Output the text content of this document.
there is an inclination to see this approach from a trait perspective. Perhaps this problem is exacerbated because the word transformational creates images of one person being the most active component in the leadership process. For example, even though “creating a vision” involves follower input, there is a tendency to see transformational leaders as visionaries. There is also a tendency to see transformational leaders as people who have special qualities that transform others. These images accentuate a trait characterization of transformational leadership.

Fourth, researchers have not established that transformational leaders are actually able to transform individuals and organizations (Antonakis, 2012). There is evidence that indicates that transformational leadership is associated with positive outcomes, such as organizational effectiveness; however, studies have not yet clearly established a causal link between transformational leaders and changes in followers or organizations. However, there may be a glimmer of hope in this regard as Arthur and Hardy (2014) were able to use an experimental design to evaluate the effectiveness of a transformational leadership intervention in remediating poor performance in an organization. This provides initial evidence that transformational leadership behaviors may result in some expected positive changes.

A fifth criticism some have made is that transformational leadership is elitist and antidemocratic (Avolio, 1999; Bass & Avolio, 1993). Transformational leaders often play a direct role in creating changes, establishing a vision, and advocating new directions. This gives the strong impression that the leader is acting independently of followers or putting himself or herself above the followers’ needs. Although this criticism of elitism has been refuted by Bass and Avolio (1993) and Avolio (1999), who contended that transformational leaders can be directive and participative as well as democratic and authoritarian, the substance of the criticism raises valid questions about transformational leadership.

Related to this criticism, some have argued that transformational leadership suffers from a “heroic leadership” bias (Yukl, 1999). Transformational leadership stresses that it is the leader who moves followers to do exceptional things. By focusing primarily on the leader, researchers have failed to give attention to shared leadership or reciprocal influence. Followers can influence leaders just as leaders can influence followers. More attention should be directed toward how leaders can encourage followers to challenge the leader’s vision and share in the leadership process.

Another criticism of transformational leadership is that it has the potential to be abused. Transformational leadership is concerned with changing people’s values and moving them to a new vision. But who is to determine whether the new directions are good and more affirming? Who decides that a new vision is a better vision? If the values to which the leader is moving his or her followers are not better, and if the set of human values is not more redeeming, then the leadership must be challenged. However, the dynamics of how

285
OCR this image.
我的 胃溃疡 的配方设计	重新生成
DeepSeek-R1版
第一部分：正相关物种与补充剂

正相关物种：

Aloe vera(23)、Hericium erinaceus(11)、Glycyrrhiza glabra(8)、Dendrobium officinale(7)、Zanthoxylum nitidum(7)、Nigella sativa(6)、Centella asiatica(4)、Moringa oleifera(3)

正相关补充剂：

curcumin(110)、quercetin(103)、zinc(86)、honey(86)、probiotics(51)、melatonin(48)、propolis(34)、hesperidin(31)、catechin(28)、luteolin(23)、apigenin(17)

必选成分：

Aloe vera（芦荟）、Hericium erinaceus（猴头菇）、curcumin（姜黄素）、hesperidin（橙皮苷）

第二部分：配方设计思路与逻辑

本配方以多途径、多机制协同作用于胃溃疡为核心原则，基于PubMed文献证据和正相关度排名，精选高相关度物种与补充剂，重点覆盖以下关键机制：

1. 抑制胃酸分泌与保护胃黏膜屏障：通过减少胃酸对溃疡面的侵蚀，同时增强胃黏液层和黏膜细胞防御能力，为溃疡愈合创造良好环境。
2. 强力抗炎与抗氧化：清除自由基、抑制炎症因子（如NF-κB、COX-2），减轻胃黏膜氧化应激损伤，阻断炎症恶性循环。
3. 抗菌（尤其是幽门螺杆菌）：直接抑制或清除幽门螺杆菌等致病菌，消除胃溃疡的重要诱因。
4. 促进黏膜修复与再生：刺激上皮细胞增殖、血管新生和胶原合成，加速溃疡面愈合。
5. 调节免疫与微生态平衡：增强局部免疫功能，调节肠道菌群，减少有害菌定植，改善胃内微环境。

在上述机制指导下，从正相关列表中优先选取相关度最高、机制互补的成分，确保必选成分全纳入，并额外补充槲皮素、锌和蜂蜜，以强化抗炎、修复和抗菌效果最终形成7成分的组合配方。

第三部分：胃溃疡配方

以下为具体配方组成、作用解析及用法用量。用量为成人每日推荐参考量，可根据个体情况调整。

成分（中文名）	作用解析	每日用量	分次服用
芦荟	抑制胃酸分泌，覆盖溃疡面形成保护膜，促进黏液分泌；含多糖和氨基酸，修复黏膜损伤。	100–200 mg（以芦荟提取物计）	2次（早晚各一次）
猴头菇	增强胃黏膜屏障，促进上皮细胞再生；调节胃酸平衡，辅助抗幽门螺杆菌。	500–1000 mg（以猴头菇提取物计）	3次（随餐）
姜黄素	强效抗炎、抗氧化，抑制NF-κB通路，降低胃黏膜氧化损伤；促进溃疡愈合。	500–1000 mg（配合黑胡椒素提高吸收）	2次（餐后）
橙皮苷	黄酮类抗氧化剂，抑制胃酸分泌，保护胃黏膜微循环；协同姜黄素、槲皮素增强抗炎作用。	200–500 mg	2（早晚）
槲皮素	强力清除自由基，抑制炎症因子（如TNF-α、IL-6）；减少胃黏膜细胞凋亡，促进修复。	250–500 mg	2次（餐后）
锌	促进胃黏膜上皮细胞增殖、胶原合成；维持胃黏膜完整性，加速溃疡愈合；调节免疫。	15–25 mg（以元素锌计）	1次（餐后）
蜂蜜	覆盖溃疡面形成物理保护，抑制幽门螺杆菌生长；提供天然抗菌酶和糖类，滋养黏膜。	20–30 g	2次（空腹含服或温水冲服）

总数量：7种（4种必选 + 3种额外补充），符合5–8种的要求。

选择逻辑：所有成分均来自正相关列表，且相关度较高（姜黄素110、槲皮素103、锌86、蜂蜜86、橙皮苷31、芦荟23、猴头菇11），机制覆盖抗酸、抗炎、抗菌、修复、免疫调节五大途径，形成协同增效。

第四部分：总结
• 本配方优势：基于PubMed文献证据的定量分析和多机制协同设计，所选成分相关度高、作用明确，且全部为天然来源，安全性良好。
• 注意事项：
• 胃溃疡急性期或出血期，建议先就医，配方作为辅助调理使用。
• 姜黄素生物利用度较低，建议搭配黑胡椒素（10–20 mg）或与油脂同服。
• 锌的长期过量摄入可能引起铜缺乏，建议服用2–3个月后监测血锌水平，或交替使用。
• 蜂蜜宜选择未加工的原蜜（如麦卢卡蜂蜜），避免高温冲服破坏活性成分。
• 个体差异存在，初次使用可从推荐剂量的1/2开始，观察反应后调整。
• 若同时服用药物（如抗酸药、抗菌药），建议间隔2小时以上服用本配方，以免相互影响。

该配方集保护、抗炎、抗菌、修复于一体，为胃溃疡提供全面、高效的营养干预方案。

________________________

▸ What you will do
Everything from the line containing "OCR this image." to the last line of the entries above should be quoted exactly, and only that.

▸ Solution to this exercise
OCR this image.
我的 胃溃疡 的配方设计	重新生成
DeepSeek-R1版
第一部分：正相关物种与补充剂

正相关物种：

Aloe vera(23)、Hericium erinaceus(11)、Glycyrrhiza glabra(8)、Dendrobium officinale(7)、Zanthoxylum nitidum(7)、Nigella sativa(6)、Centella asiatica(4)、Moringa oleifera(3)

正相关补充剂：

curcumin(110)、quercetin(103)、zinc(86)、honey(86)、probiotics(51)、melatonin(48)、propolis(34)、hesperidin(31)、catechin(28)、luteolin(23)、apigenin(17)

必选成分：

Aloe vera（芦荟）、Hericium erinaceus（猴头菇）、curcumin（姜黄素）、hesperidin（橙皮苷）

第二部分：配方设计思路与逻辑

本配方以多途径、多机制协同作用于胃溃疡为核心原则，基于PubMed文献证据和正相关度排名，精选高相关度物种与补充剂，重点覆盖以下关键机制：

1. 抑制胃酸分泌与保护胃黏膜屏障：通过减少胃酸对溃疡面的侵蚀，同时增强胃黏液层和黏膜细胞防御能力，为溃疡愈合创造良好环境。
2. 强力抗炎与抗氧化：清除自由基、抑制炎症因子（如NF-κB、COX-2），减轻胃黏膜氧化应激损伤，阻断炎症恶性循环。
3. 抗菌（尤其是幽门螺杆菌）：直接抑制或清除幽门螺杆菌等致病菌，消除胃溃疡的重要诱因。
4. 促进黏膜修复与再生：刺激上皮细胞增殖、血管新生和胶原合成，加速溃疡面愈合。
5. 调节免疫与微生态平衡：增强局部免疫功能，调节肠道菌群，减少有害菌定植，改善胃内微环境。

在上述机制指导下，从正相关列表中优先选取相关度最高、机制互补的成分，确保必选成分全纳入，并额外补充槲皮素、锌和蜂蜜，以强化抗炎、修复和抗菌效果最终形成7成分的组合配方。

第三部分：胃溃疡配方

以下为具体配方组成、作用解析及用法用量。用量为成人每日推荐参考量，可根据个体情况调整。

成分（中文名）	作用解析	每日用量	分次服用
芦荟	抑制胃酸分泌，覆盖溃疡面形成保护膜，促进黏液分泌；含多糖和氨基酸，修复黏膜损伤。	100–200 mg（以芦荟提取物计）	2次（早晚各一次）
猴头菇	增强胃黏膜屏障，促进上皮细胞再生；调节胃酸平衡，辅助抗幽门螺杆菌。	500–1000 mg（以猴头菇提取物计）	3次（随餐）
姜黄素	强效抗炎、抗氧化，抑制NF-κB通路，降低胃黏膜氧化损伤；促进溃疡愈合。	500–1000 mg（配合黑胡椒素提高吸收）	2次（餐后）
橙皮苷	黄酮类抗氧化剂，抑制胃酸分泌，保护胃黏膜微循环；协同姜黄素、槲皮素增强抗炎作用。	200–500 mg	2（早晚）
槲皮素	强力清除自由基，抑制炎症因子（如TNF-α、IL-6）；减少胃黏膜细胞凋亡，促进修复。	250–500 mg	2次（餐后）
锌	促进胃黏膜上皮细胞增殖、胶原合成；维持胃黏膜完整性，加速溃疡愈合；调节免疫。	15–25 mg（以元素锌计）	1次（餐后）
蜂蜜	覆盖溃疡面形成物理保护，抑制幽门螺杆菌生长；提供天然抗菌酶和糖类，滋养黏膜。	20–30 g	2次（空腹含服或温水冲服）

总数量：7种（4种必选 + 3种额外补充），符合5–8种的要求。

选择逻辑：所有成分均来自正相关列表，且相关度较高（姜黄素110、槲皮素103、锌86、蜂蜜86、橙皮苷31、芦荟23、猴头菇11），机制覆盖抗酸、抗炎、抗菌、修复、免疫调节五大途径，形成协同增效。

第四部分：总结
• 本配方优势：基于PubMed文献证据的定量分析和多机制协同设计，所选成分相关度高、作用明确，且全部为天然来源，安全性良好。
• 注意事项：
• 胃溃疡急性期或出血期，建议先就医，配方作为辅助调理使用。
• 姜黄素生物利用度较低，建议搭配黑胡椒素（10–20 mg）或与油脂同服。
• 锌的长期过量摄入可能引起铜缺乏，建议服用2–3个月后监测血锌水平，或交替使用。
• 蜂蜜宜选择未加工的原蜜（如麦卢卡蜂蜜），避免高温冲服破坏活性成分。
• 个体差异存在，初次使用可从推荐剂量的1/2开始，观察反应后调整。
• 若同时服用药物（如抗酸药、抗菌药），建议间隔2小时以上服用本配方，以免相互影响。

该配方集保护、抗炎、抗菌、修复于一体，为胃溃疡提供全面、高效的营养干预方案。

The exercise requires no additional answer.